* **PROBLEM**: Copy out all lines that hold "color".

[Records from a dataset]
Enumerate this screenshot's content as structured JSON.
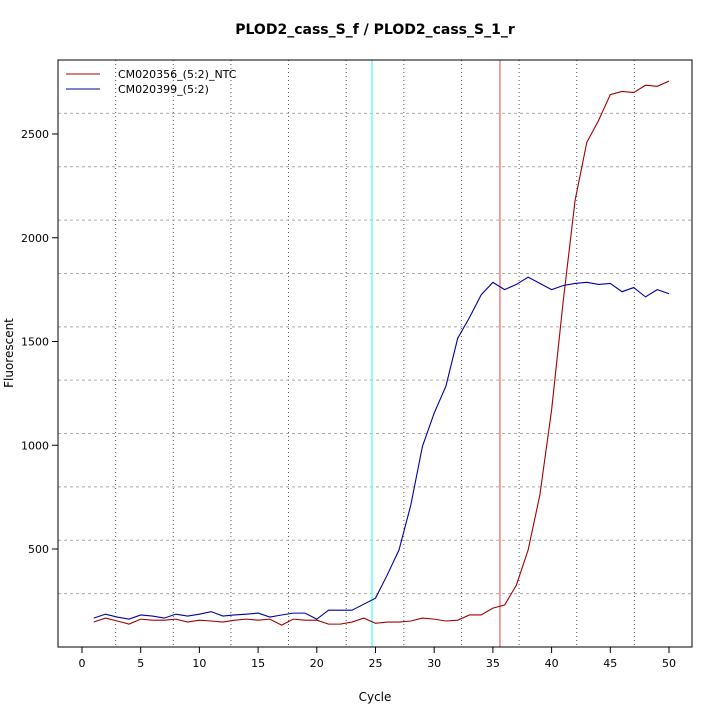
{
  "chart_data": {
    "type": "line",
    "title": "PLOD2_cass_S_f / PLOD2_cass_S_1_r",
    "xlabel": "Cycle",
    "ylabel": "Fluorescent",
    "xlim": [
      -2,
      52
    ],
    "ylim": [
      100,
      2880
    ],
    "xticks": [
      0,
      5,
      10,
      15,
      20,
      25,
      30,
      35,
      40,
      45,
      50
    ],
    "yticks": [
      500,
      1000,
      1500,
      2000,
      2500
    ],
    "grid": true,
    "legend_position": "top-left",
    "x": [
      1,
      2,
      3,
      4,
      5,
      6,
      7,
      8,
      9,
      10,
      11,
      12,
      13,
      14,
      15,
      16,
      17,
      18,
      19,
      20,
      21,
      22,
      23,
      24,
      25,
      26,
      27,
      28,
      29,
      30,
      31,
      32,
      33,
      34,
      35,
      36,
      37,
      38,
      39,
      40,
      41,
      42,
      43,
      44,
      45,
      46,
      47,
      48,
      49,
      50
    ],
    "series": [
      {
        "name": "CM020356_(5:2)_NTC",
        "color": "#a00000",
        "values": [
          148,
          167,
          153,
          138,
          162,
          157,
          157,
          162,
          148,
          157,
          153,
          148,
          157,
          162,
          157,
          162,
          133,
          162,
          157,
          157,
          138,
          138,
          148,
          167,
          142,
          148,
          148,
          153,
          167,
          162,
          153,
          157,
          182,
          182,
          215,
          230,
          326,
          495,
          760,
          1170,
          1700,
          2180,
          2460,
          2565,
          2690,
          2705,
          2700,
          2735,
          2730,
          2755
        ]
      },
      {
        "name": "CM020399_(5:2)",
        "color": "#0000a0",
        "values": [
          167,
          186,
          172,
          162,
          182,
          177,
          167,
          186,
          177,
          186,
          198,
          177,
          182,
          186,
          191,
          172,
          182,
          191,
          191,
          162,
          205,
          205,
          205,
          234,
          263,
          375,
          495,
          710,
          995,
          1155,
          1285,
          1515,
          1615,
          1725,
          1785,
          1750,
          1775,
          1810,
          1780,
          1750,
          1770,
          1780,
          1785,
          1775,
          1780,
          1740,
          1760,
          1715,
          1750,
          1730
        ]
      }
    ],
    "vlines": [
      {
        "x": 24.7,
        "color": "#66ffff"
      },
      {
        "x": 35.6,
        "color": "#f08080"
      }
    ]
  }
}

* **RESPONSE TO THIS TASK**:
        "color": "#a00000",
        "color": "#0000a0",
        "color": "#66ffff"
        "color": "#f08080"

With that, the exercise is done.